ZU ERLEDIGENDE ARBEIT: Wie geht der Text über Werkstoffe im Automobilbau nach seinem letzten Satz weiter? Setzen Sie ihn fort.

TEXTBLOCK:
- - - -
Die Werkstofftechniken sind eine Königsdisziplin im Automobilbau! Nichts, was an einem Auto dargestellt ist, ist nicht auch durch Werkstoffe realisiert. Heute sind die automobilen Anforderungen im Wettbewerb zahlreicher denn je. Es kommt auf geringen Verbrauch und niedrige Emissionen des Fahrzeuges sowie auf die Schonung der Ressourcen an. Selbstverständlich spielen Sicherheit und Gebrauchsnutzen eine große Rolle. Leistung, Fahrspaß und Komfort dürfen nicht zu kurz kommen. Und bei allem stellen die Kosten ein zentrales Kriterium dar.
Die automobilen Techniken geben Antworten auf diese Anforderungen. Es sind vielfach Schlüsseltechnologien, wie Motortechnik, Kraftstofftechnik oder Energietechnik. Ganz besonders hervorzuheben sind in diesem Zusammenhang die Elektronik und Mechatronik, die Fahrzeugkonzepte und vor allem die Bauweisen und Werkstoffe.
- - - -
BEREITGESTELLTE DATEN:
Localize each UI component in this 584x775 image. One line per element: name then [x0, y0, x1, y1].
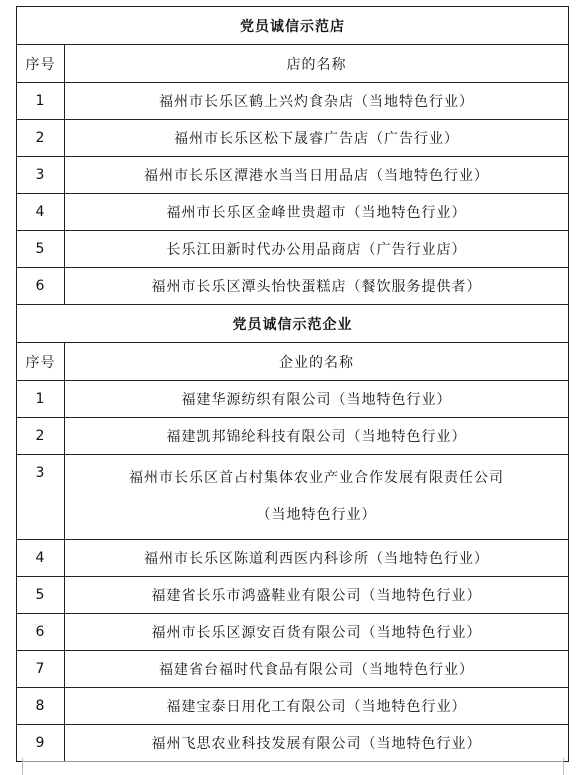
- - - -
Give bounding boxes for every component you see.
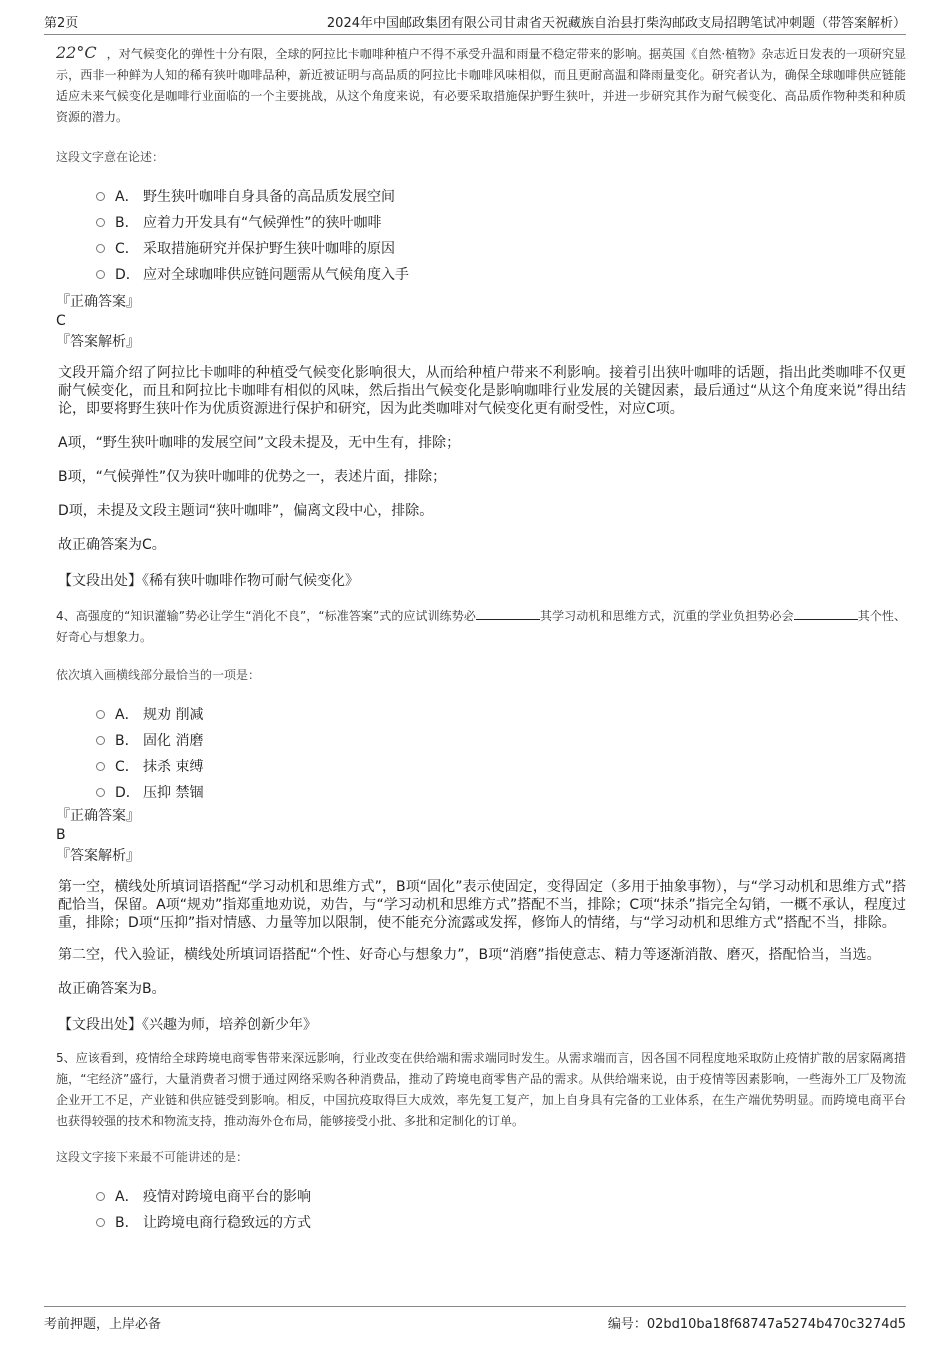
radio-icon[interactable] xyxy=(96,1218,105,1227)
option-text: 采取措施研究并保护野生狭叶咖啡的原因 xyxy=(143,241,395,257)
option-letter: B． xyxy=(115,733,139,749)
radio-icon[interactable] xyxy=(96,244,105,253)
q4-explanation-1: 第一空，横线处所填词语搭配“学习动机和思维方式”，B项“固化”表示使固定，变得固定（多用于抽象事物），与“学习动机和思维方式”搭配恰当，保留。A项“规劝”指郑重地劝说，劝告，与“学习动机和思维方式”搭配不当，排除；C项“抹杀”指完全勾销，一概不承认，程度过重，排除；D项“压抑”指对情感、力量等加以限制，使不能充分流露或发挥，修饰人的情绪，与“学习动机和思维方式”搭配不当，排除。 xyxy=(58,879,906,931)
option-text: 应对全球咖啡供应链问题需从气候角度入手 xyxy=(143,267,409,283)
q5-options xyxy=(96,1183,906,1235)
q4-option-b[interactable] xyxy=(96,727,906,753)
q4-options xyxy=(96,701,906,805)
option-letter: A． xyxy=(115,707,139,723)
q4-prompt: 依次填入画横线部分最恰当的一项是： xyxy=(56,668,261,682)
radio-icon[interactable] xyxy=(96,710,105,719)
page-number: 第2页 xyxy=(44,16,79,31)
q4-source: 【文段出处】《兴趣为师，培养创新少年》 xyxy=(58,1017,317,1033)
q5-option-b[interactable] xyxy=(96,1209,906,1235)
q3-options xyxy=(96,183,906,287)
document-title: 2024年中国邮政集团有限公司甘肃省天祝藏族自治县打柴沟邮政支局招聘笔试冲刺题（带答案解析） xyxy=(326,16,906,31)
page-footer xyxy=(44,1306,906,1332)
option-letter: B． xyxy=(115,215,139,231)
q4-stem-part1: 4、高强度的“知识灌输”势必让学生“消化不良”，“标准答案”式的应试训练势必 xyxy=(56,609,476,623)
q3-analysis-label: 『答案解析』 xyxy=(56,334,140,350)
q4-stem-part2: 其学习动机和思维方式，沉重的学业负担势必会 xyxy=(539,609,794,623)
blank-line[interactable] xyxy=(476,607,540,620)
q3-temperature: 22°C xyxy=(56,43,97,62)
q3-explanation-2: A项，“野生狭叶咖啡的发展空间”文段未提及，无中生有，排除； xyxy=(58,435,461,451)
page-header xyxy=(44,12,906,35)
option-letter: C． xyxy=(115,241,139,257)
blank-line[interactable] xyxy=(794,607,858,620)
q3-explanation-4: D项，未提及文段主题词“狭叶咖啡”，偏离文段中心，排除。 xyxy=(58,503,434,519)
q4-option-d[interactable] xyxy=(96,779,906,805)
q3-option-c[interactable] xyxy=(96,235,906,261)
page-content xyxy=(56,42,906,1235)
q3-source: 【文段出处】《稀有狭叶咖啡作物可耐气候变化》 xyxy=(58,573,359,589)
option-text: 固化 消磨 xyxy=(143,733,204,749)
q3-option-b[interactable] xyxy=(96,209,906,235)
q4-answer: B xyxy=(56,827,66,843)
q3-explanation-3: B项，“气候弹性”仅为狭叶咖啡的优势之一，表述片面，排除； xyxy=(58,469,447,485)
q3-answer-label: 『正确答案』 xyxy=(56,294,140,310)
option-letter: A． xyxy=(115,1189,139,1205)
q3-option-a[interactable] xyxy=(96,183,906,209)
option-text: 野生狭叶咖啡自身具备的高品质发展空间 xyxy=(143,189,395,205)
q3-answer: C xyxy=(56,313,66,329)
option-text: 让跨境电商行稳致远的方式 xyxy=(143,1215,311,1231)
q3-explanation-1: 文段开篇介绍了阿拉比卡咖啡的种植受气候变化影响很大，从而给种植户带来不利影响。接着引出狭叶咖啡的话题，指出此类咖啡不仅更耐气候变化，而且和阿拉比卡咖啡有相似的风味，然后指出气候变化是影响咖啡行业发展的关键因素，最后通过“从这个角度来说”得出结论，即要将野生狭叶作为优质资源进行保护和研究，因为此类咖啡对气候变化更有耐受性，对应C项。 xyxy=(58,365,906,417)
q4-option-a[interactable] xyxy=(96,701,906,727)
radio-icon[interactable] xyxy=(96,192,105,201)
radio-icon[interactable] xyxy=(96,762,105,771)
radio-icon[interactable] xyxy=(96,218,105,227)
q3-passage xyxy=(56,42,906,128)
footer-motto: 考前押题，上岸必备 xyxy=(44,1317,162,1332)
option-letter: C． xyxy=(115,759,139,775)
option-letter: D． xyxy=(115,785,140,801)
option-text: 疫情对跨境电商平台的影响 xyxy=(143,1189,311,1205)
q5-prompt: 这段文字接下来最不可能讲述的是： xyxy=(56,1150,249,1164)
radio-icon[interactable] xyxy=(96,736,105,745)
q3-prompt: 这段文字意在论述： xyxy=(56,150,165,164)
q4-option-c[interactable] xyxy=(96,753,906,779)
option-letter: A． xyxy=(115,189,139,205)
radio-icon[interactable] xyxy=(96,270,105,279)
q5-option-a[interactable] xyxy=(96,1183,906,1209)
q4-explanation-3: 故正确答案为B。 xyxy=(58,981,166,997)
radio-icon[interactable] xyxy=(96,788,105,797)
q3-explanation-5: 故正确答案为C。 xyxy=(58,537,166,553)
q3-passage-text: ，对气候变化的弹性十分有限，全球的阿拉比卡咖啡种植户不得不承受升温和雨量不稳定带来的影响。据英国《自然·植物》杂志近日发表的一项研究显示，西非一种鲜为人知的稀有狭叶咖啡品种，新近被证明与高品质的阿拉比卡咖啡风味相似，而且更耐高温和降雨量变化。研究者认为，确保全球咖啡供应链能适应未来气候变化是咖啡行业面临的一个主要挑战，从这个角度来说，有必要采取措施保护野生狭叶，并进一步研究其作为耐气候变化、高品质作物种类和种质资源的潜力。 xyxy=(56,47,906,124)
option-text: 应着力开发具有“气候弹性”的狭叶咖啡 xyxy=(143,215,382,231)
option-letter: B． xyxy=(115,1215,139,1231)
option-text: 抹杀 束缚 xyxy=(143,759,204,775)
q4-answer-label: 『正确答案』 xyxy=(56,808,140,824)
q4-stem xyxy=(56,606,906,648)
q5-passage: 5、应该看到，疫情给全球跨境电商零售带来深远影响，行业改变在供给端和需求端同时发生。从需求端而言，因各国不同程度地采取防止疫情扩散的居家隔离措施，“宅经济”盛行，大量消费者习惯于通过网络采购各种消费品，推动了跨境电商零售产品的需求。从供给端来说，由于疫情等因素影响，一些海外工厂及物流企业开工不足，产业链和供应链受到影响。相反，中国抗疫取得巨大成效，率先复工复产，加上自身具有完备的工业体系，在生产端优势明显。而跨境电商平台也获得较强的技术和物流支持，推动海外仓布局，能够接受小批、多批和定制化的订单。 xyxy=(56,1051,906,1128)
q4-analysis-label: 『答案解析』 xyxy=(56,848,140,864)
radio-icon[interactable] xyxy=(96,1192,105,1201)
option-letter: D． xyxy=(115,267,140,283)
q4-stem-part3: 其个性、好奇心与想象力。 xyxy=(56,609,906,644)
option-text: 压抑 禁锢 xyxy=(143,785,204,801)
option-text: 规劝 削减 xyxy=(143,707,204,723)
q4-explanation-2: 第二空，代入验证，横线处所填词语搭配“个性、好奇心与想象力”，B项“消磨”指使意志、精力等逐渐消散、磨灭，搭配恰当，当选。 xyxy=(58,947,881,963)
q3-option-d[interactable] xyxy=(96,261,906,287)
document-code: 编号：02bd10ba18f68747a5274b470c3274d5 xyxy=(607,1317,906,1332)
- - - -
ANTWORT ZUR AUFGABE:
Bei den Anforderungen zur passiven Sicherheit zeigen die Werkstoffe besonders anschaulich, was sie vermögen. Hier sind heute unterschiedlichste Werkstoffe in Bauteilen verschiedener Geometrien und Formen eingesetzt, um z.B. die ständig gestiegenen Frontal- und Seiten-Crash-Spezifikationen zu erfüllen. Bei den Stahl-Bauweisen ist deswegen u.a. der Trend zu höher- und höchstfesten Stählen ausgewiesen. Auch in der Kompakt-Klasse sind bereits relevante Anteile des Strukturgewichts mit höchstfesten Stahlgüten realisiert.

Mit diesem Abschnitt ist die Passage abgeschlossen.